▸ Task item
Search the entries for the word "title". Copy every line where it turns up.

****

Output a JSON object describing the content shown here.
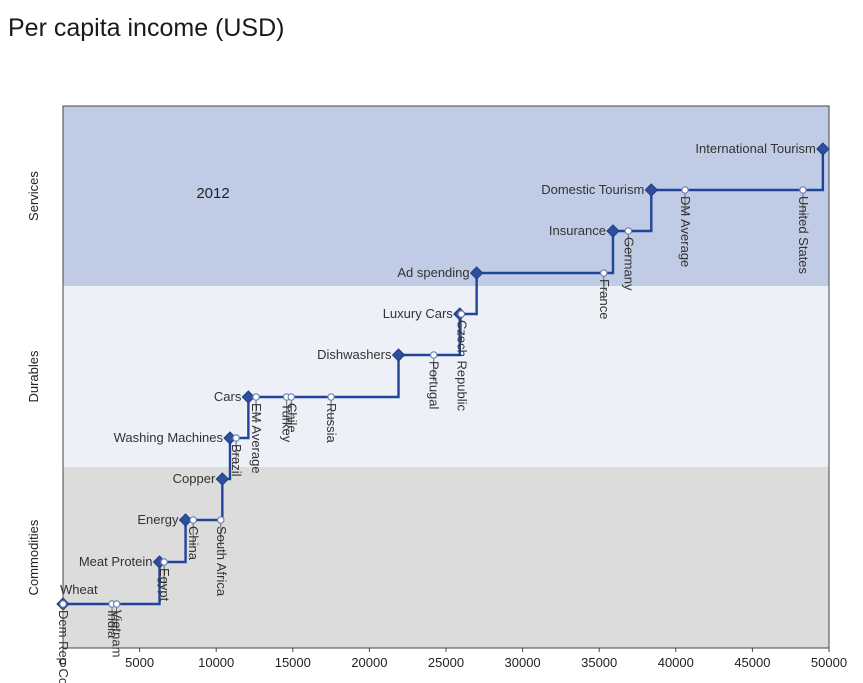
{
  "title": "Per capita income (USD)",
  "chart_data": {
    "type": "line",
    "title": "Per capita income (USD)",
    "annotation": "2012",
    "xlim": [
      0,
      50000
    ],
    "x_ticks": [
      0,
      5000,
      10000,
      15000,
      20000,
      25000,
      30000,
      35000,
      40000,
      45000,
      50000
    ],
    "bands": [
      {
        "label": "Services",
        "color": "#c0cce6"
      },
      {
        "label": "Durables",
        "color": "#eef0f7"
      },
      {
        "label": "Commodities",
        "color": "#dcdcdc"
      }
    ],
    "categories": [
      {
        "label": "Wheat",
        "x": 0,
        "level": 1
      },
      {
        "label": "Meat Protein",
        "x": 6300,
        "level": 2
      },
      {
        "label": "Energy",
        "x": 8000,
        "level": 3
      },
      {
        "label": "Copper",
        "x": 10400,
        "level": 4
      },
      {
        "label": "Washing Machines",
        "x": 10900,
        "level": 5
      },
      {
        "label": "Cars",
        "x": 12100,
        "level": 6
      },
      {
        "label": "Dishwashers",
        "x": 21900,
        "level": 7
      },
      {
        "label": "Luxury Cars",
        "x": 25900,
        "level": 8
      },
      {
        "label": "Ad spending",
        "x": 27000,
        "level": 9
      },
      {
        "label": "Insurance",
        "x": 35900,
        "level": 10
      },
      {
        "label": "Domestic Tourism",
        "x": 38400,
        "level": 11
      },
      {
        "label": "International Tourism",
        "x": 49600,
        "level": 12
      }
    ],
    "countries": [
      {
        "label": "Dem Rep Congo",
        "x": 0
      },
      {
        "label": "India",
        "x": 3200
      },
      {
        "label": "Vietnam",
        "x": 3500
      },
      {
        "label": "Egypt",
        "x": 6600
      },
      {
        "label": "China",
        "x": 8500
      },
      {
        "label": "South Africa",
        "x": 10300
      },
      {
        "label": "Brazil",
        "x": 11300
      },
      {
        "label": "EM Average",
        "x": 12600
      },
      {
        "label": "Turkey",
        "x": 14600
      },
      {
        "label": "Chile",
        "x": 14900
      },
      {
        "label": "Russia",
        "x": 17500
      },
      {
        "label": "Portugal",
        "x": 24200
      },
      {
        "label": "Czech Republic",
        "x": 26000
      },
      {
        "label": "France",
        "x": 35300
      },
      {
        "label": "Germany",
        "x": 36900
      },
      {
        "label": "DM Average",
        "x": 40600
      },
      {
        "label": "United States",
        "x": 48300
      }
    ]
  }
}
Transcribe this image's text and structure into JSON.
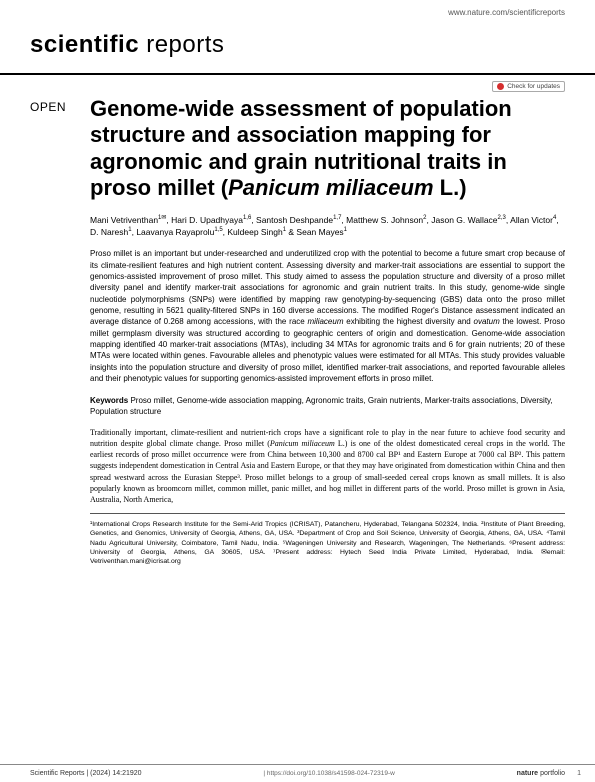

****

▸ Final answer
  "title": "Per capita income (USD)",
    "title": "Per capita income (USD)",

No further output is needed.